DESCRIPTION OF THE TASK:
Select all lines holding the word "Composition" from the entries that follow.

— start RECORDS SHOWN —

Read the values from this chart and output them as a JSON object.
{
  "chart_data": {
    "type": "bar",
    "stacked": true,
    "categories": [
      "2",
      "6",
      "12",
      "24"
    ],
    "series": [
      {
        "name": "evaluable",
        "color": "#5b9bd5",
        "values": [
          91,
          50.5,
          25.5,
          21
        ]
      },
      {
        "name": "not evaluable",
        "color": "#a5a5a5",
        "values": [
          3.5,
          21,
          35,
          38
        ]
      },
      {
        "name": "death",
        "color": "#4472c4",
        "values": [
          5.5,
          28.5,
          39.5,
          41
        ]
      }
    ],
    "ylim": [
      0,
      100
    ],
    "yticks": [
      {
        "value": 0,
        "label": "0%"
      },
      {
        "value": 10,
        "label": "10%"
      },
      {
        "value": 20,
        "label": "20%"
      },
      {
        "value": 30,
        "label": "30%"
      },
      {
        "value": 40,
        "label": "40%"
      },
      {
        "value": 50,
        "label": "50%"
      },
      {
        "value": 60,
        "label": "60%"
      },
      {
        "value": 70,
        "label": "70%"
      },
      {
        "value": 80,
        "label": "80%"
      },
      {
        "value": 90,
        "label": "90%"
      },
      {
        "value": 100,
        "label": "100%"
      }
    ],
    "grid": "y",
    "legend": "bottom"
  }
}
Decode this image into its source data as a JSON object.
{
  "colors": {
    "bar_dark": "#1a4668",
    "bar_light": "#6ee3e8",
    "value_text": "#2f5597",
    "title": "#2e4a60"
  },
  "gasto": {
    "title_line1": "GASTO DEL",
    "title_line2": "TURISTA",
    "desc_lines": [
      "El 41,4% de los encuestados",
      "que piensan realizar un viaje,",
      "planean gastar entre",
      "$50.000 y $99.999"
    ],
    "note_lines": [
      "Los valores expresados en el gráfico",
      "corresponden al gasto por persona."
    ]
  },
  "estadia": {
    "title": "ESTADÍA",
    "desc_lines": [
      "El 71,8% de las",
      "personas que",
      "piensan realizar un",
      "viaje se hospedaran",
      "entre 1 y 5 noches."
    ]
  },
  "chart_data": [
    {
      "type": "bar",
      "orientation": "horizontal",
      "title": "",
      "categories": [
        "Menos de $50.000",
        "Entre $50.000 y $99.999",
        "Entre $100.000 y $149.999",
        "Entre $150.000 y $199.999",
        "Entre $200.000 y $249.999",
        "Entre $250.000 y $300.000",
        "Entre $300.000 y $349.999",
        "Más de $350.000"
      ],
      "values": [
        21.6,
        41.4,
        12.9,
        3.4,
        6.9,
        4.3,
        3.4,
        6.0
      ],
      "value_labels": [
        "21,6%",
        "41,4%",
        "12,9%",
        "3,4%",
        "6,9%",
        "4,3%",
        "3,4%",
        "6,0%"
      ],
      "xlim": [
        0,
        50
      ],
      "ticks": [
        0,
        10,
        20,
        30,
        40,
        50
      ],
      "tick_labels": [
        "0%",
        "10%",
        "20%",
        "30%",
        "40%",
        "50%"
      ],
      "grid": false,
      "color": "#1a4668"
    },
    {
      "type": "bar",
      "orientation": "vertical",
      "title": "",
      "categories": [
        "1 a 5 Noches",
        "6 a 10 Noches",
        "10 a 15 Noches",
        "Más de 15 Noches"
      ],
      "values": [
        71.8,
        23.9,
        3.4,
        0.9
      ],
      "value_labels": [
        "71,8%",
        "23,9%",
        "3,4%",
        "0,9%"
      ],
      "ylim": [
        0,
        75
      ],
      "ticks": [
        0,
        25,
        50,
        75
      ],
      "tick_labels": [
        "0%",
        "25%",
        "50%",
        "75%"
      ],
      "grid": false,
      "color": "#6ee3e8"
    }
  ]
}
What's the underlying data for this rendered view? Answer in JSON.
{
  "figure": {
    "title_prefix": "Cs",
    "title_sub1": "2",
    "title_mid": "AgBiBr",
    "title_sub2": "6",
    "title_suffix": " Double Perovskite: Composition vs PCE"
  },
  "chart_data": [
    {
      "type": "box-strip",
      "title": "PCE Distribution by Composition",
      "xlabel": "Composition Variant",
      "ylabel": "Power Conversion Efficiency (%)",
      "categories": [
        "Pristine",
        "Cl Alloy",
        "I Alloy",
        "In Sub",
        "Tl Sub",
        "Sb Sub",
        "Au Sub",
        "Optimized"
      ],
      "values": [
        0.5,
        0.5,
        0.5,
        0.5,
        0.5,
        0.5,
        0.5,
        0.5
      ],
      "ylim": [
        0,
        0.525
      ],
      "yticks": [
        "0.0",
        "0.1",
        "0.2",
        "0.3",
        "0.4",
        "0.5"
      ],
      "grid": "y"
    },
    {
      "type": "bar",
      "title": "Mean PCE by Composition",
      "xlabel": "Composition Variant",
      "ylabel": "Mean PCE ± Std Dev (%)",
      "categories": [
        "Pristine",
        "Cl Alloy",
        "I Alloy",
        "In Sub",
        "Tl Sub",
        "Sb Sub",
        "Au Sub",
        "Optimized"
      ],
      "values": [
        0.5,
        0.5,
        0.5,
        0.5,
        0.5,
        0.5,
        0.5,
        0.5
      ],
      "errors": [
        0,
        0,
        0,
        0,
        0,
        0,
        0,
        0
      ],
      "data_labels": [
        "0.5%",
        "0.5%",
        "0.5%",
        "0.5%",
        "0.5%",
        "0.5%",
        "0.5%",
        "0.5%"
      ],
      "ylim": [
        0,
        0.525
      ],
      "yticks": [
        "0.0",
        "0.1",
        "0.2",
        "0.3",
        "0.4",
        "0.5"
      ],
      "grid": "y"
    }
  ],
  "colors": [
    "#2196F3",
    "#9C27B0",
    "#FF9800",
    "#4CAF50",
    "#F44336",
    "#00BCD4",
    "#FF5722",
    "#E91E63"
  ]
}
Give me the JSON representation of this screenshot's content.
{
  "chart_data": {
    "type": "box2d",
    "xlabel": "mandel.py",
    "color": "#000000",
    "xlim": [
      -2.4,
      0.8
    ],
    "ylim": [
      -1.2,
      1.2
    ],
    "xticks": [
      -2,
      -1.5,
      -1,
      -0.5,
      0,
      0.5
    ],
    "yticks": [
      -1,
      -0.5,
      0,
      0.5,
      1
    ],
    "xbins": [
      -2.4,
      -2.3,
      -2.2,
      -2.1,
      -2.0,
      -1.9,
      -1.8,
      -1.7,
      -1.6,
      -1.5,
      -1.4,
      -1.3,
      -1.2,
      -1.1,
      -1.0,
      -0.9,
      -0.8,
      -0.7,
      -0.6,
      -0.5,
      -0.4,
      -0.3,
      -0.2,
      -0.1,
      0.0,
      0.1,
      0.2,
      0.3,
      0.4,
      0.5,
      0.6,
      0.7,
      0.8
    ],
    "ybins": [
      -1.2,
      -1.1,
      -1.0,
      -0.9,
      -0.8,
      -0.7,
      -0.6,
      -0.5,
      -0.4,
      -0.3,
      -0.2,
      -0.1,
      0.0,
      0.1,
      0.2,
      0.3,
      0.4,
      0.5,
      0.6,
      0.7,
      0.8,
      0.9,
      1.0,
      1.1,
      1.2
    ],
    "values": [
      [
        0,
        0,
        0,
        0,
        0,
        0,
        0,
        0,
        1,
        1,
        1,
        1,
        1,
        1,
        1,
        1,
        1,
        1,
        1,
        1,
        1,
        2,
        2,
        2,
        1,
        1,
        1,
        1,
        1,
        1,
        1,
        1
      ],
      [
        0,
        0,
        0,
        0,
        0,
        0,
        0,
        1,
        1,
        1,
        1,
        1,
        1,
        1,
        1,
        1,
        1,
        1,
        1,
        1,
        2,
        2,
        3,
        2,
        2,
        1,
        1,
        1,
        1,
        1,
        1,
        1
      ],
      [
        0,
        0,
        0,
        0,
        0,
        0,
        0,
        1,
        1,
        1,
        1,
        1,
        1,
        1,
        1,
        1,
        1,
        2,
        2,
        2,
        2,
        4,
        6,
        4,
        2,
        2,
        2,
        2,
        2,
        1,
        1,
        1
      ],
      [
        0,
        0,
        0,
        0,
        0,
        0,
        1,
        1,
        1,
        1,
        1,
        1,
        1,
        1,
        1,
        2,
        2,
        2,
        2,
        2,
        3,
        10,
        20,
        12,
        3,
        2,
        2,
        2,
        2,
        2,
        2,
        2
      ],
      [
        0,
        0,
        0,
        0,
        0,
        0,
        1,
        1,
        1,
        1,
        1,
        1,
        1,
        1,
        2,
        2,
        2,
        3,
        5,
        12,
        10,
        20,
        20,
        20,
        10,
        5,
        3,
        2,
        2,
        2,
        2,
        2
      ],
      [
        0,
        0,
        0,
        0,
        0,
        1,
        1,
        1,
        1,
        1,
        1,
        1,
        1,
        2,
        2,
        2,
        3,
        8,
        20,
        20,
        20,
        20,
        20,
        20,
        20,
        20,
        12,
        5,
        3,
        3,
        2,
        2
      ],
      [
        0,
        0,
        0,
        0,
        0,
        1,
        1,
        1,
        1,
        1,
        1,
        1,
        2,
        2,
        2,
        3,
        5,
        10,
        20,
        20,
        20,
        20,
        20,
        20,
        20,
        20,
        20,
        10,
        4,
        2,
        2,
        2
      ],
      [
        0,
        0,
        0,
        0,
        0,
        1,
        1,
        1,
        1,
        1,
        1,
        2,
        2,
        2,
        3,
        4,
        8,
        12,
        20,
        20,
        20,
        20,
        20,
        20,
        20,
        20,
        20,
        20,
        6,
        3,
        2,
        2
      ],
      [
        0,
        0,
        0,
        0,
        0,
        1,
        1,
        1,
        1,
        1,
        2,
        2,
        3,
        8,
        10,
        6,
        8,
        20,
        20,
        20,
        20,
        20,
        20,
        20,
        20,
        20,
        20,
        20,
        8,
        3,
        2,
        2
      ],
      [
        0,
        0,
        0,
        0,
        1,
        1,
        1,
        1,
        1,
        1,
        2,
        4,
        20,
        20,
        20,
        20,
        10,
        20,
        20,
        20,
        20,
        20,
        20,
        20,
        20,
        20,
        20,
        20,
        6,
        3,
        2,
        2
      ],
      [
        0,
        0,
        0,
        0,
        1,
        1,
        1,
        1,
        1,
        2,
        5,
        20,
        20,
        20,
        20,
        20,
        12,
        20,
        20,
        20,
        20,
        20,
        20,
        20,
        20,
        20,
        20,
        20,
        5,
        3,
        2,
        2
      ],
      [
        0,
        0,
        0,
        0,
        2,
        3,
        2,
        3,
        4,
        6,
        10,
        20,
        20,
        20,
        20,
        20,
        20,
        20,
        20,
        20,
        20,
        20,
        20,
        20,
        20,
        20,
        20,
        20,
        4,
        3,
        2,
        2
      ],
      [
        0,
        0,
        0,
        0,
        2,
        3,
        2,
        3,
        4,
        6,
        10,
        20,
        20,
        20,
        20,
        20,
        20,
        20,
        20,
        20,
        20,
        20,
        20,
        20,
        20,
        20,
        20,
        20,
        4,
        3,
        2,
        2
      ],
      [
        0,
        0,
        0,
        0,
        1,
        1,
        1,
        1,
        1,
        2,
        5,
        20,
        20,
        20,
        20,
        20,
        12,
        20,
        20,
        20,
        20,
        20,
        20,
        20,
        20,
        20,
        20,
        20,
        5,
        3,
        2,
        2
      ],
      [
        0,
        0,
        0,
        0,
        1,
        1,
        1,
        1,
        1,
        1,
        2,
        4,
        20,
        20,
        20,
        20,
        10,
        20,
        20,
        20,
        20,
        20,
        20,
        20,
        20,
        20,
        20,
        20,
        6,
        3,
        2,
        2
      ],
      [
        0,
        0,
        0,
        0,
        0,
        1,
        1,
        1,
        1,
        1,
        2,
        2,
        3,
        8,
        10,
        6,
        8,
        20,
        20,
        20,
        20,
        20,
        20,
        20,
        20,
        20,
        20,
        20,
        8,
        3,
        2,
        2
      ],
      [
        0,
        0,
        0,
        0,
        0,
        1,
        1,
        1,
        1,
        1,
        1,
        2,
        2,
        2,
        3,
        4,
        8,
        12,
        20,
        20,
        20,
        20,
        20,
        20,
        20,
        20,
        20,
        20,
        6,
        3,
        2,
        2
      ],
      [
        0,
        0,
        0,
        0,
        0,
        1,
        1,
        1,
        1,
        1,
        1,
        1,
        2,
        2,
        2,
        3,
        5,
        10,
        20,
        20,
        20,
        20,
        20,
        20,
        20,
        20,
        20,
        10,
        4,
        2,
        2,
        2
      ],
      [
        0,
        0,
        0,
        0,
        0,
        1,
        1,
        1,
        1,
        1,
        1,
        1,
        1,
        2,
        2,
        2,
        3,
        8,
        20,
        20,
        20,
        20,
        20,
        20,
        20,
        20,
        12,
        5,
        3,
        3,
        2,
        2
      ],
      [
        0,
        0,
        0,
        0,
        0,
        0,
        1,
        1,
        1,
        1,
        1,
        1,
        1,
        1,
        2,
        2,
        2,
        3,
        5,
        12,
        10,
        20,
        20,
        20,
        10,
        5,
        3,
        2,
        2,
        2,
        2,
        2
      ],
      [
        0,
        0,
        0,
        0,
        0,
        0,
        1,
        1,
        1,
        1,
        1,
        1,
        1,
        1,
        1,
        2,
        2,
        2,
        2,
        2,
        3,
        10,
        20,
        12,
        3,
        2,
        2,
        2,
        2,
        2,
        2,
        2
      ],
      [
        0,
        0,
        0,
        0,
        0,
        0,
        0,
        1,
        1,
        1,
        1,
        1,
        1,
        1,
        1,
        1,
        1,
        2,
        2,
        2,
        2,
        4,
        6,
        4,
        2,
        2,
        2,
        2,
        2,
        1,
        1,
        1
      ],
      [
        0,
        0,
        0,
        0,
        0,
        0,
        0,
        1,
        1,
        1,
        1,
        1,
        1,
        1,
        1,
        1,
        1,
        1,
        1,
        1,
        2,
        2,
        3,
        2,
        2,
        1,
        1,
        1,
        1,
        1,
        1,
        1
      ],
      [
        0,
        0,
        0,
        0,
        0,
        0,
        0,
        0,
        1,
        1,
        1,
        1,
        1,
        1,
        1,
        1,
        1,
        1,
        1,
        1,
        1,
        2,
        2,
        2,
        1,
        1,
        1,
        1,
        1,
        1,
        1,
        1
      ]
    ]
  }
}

— end RECORDS SHOWN —

SOLVED EXERCISE:
    "title_suffix": " Double Perovskite: Composition vs PCE"
      "title": "PCE Distribution by Composition",
      "xlabel": "Composition Variant",
      "title": "Mean PCE by Composition",
      "xlabel": "Composition Variant",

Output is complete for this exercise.